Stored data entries
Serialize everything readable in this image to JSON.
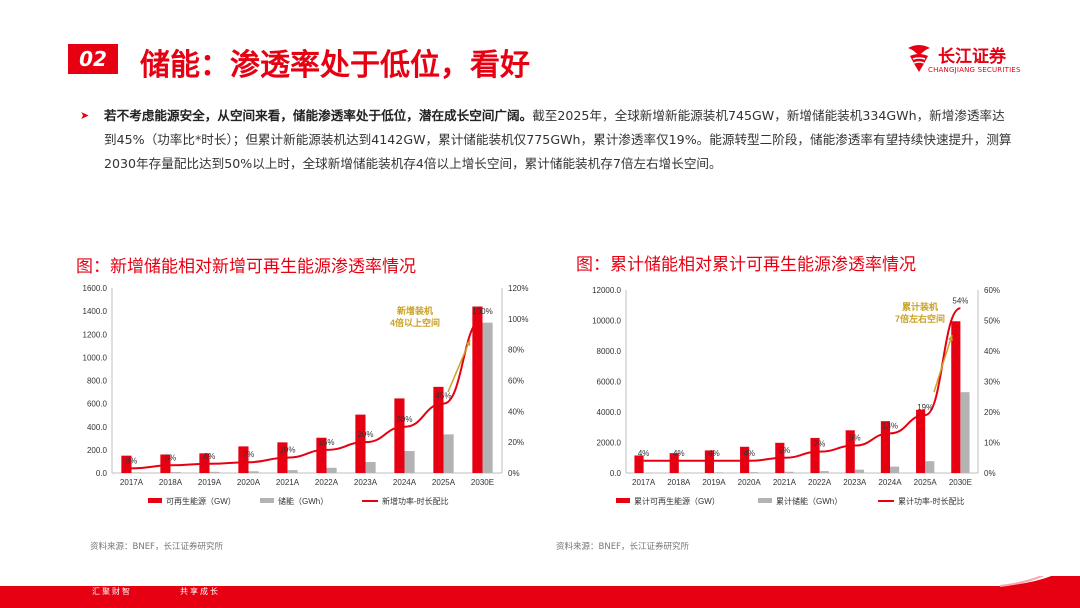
{
  "header": {
    "badge": "02",
    "title": "储能：渗透率处于低位，看好",
    "logo_name": "长江证券",
    "logo_sub": "CHANGJIANG SECURITIES"
  },
  "bullet": {
    "bold": "若不考虑能源安全，从空间来看，储能渗透率处于低位，潜在成长空间广阔。",
    "rest": "截至2025年，全球新增新能源装机745GW，新增储能装机334GWh，新增渗透率达到45%（功率比*时长）；但累计新能源装机达到4142GW，累计储能装机仅775GWh，累计渗透率仅19%。能源转型二阶段，储能渗透率有望持续快速提升，测算2030年存量配比达到50%以上时，全球新增储能装机存4倍以上增长空间，累计储能装机存7倍左右增长空间。"
  },
  "colors": {
    "accent": "#e60012",
    "storage": "#b3b3b3"
  },
  "charts": [
    {
      "title": "图：新增储能相对新增可再生能源渗透率情况",
      "annotation": [
        "新增装机",
        "4倍以上空间"
      ],
      "source": "资料来源：BNEF，长江证券研究所"
    },
    {
      "title": "图：累计储能相对累计可再生能源渗透率情况",
      "annotation": [
        "累计装机",
        "7倍左右空间"
      ],
      "source": "资料来源：BNEF，长江证券研究所"
    }
  ],
  "chart_data": [
    {
      "type": "bar",
      "categories": [
        "2017A",
        "2018A",
        "2019A",
        "2020A",
        "2021A",
        "2022A",
        "2023A",
        "2024A",
        "2025A",
        "2030E"
      ],
      "series": [
        {
          "name": "可再生能源（GW）",
          "type": "bar",
          "axis": "left",
          "values": [
            150,
            160,
            170,
            230,
            265,
            305,
            505,
            645,
            745,
            1440
          ]
        },
        {
          "name": "储能（GWh）",
          "type": "bar",
          "axis": "left",
          "values": [
            5,
            8,
            10,
            15,
            25,
            45,
            95,
            190,
            334,
            1300
          ]
        },
        {
          "name": "新增功率-时长配比",
          "type": "line",
          "axis": "right",
          "values": [
            3,
            5,
            6,
            7,
            10,
            15,
            20,
            30,
            45,
            100
          ]
        }
      ],
      "line_labels": [
        "3%",
        "5%",
        "6%",
        "7%",
        "10%",
        "15%",
        "20%",
        "30%",
        "45%",
        "100%"
      ],
      "y_left": {
        "min": 0,
        "max": 1600,
        "ticks": [
          "0.0",
          "200.0",
          "400.0",
          "600.0",
          "800.0",
          "1000.0",
          "1200.0",
          "1400.0",
          "1600.0"
        ]
      },
      "y_right": {
        "min": 0,
        "max": 120,
        "ticks": [
          "0%",
          "20%",
          "40%",
          "60%",
          "80%",
          "100%",
          "120%"
        ]
      },
      "legend_position": "bottom"
    },
    {
      "type": "bar",
      "categories": [
        "2017A",
        "2018A",
        "2019A",
        "2020A",
        "2021A",
        "2022A",
        "2023A",
        "2024A",
        "2025A",
        "2030E"
      ],
      "series": [
        {
          "name": "累计可再生能源（GW）",
          "type": "bar",
          "axis": "left",
          "values": [
            1150,
            1300,
            1480,
            1720,
            1980,
            2300,
            2800,
            3400,
            4142,
            9950
          ]
        },
        {
          "name": "累计储能（GWh）",
          "type": "bar",
          "axis": "left",
          "values": [
            20,
            30,
            40,
            55,
            80,
            125,
            220,
            420,
            775,
            5300
          ]
        },
        {
          "name": "累计功率-时长配比",
          "type": "line",
          "axis": "right",
          "values": [
            4,
            4,
            4,
            4,
            5,
            7,
            9,
            13,
            19,
            54
          ]
        }
      ],
      "line_labels": [
        "4%",
        "4%",
        "4%",
        "4%",
        "5%",
        "7%",
        "9%",
        "13%",
        "19%",
        "54%"
      ],
      "y_left": {
        "min": 0,
        "max": 12000,
        "ticks": [
          "0.0",
          "2000.0",
          "4000.0",
          "6000.0",
          "8000.0",
          "10000.0",
          "12000.0"
        ]
      },
      "y_right": {
        "min": 0,
        "max": 60,
        "ticks": [
          "0%",
          "10%",
          "20%",
          "30%",
          "40%",
          "50%",
          "60%"
        ]
      },
      "legend_position": "bottom"
    }
  ],
  "footer": {
    "left": "汇聚财智",
    "right": "共享成长"
  }
}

EXERCISE PROMPT> Apart from the pictures, the entries above are to be repeated in full and exactly.

SOLUTION FOR THIS EXERCISE>
Serialize everything readable in this image to JSON.
{
  "header": {
    "badge": "02",
    "title": "储能：渗透率处于低位，看好",
    "logo_name": "长江证券",
    "logo_sub": "CHANGJIANG SECURITIES"
  },
  "bullet": {
    "bold": "若不考虑能源安全，从空间来看，储能渗透率处于低位，潜在成长空间广阔。",
    "rest": "截至2025年，全球新增新能源装机745GW，新增储能装机334GWh，新增渗透率达到45%（功率比*时长）；但累计新能源装机达到4142GW，累计储能装机仅775GWh，累计渗透率仅19%。能源转型二阶段，储能渗透率有望持续快速提升，测算2030年存量配比达到50%以上时，全球新增储能装机存4倍以上增长空间，累计储能装机存7倍左右增长空间。"
  },
  "colors": {
    "accent": "#e60012",
    "storage": "#b3b3b3"
  },
  "charts": [
    {
      "title": "图：新增储能相对新增可再生能源渗透率情况",
      "annotation": [
        "新增装机",
        "4倍以上空间"
      ],
      "source": "资料来源：BNEF，长江证券研究所"
    },
    {
      "title": "图：累计储能相对累计可再生能源渗透率情况",
      "annotation": [
        "累计装机",
        "7倍左右空间"
      ],
      "source": "资料来源：BNEF，长江证券研究所"
    }
  ],
  "chart_data": [
    {
      "type": "bar",
      "categories": [
        "2017A",
        "2018A",
        "2019A",
        "2020A",
        "2021A",
        "2022A",
        "2023A",
        "2024A",
        "2025A",
        "2030E"
      ],
      "series": [
        {
          "name": "可再生能源（GW）",
          "type": "bar",
          "axis": "left",
          "values": [
            150,
            160,
            170,
            230,
            265,
            305,
            505,
            645,
            745,
            1440
          ]
        },
        {
          "name": "储能（GWh）",
          "type": "bar",
          "axis": "left",
          "values": [
            5,
            8,
            10,
            15,
            25,
            45,
            95,
            190,
            334,
            1300
          ]
        },
        {
          "name": "新增功率-时长配比",
          "type": "line",
          "axis": "right",
          "values": [
            3,
            5,
            6,
            7,
            10,
            15,
            20,
            30,
            45,
            100
          ]
        }
      ],
      "line_labels": [
        "3%",
        "5%",
        "6%",
        "7%",
        "10%",
        "15%",
        "20%",
        "30%",
        "45%",
        "100%"
      ],
      "y_left": {
        "min": 0,
        "max": 1600,
        "ticks": [
          "0.0",
          "200.0",
          "400.0",
          "600.0",
          "800.0",
          "1000.0",
          "1200.0",
          "1400.0",
          "1600.0"
        ]
      },
      "y_right": {
        "min": 0,
        "max": 120,
        "ticks": [
          "0%",
          "20%",
          "40%",
          "60%",
          "80%",
          "100%",
          "120%"
        ]
      },
      "legend_position": "bottom"
    },
    {
      "type": "bar",
      "categories": [
        "2017A",
        "2018A",
        "2019A",
        "2020A",
        "2021A",
        "2022A",
        "2023A",
        "2024A",
        "2025A",
        "2030E"
      ],
      "series": [
        {
          "name": "累计可再生能源（GW）",
          "type": "bar",
          "axis": "left",
          "values": [
            1150,
            1300,
            1480,
            1720,
            1980,
            2300,
            2800,
            3400,
            4142,
            9950
          ]
        },
        {
          "name": "累计储能（GWh）",
          "type": "bar",
          "axis": "left",
          "values": [
            20,
            30,
            40,
            55,
            80,
            125,
            220,
            420,
            775,
            5300
          ]
        },
        {
          "name": "累计功率-时长配比",
          "type": "line",
          "axis": "right",
          "values": [
            4,
            4,
            4,
            4,
            5,
            7,
            9,
            13,
            19,
            54
          ]
        }
      ],
      "line_labels": [
        "4%",
        "4%",
        "4%",
        "4%",
        "5%",
        "7%",
        "9%",
        "13%",
        "19%",
        "54%"
      ],
      "y_left": {
        "min": 0,
        "max": 12000,
        "ticks": [
          "0.0",
          "2000.0",
          "4000.0",
          "6000.0",
          "8000.0",
          "10000.0",
          "12000.0"
        ]
      },
      "y_right": {
        "min": 0,
        "max": 60,
        "ticks": [
          "0%",
          "10%",
          "20%",
          "30%",
          "40%",
          "50%",
          "60%"
        ]
      },
      "legend_position": "bottom"
    }
  ],
  "footer": {
    "left": "汇聚财智",
    "right": "共享成长"
  }
}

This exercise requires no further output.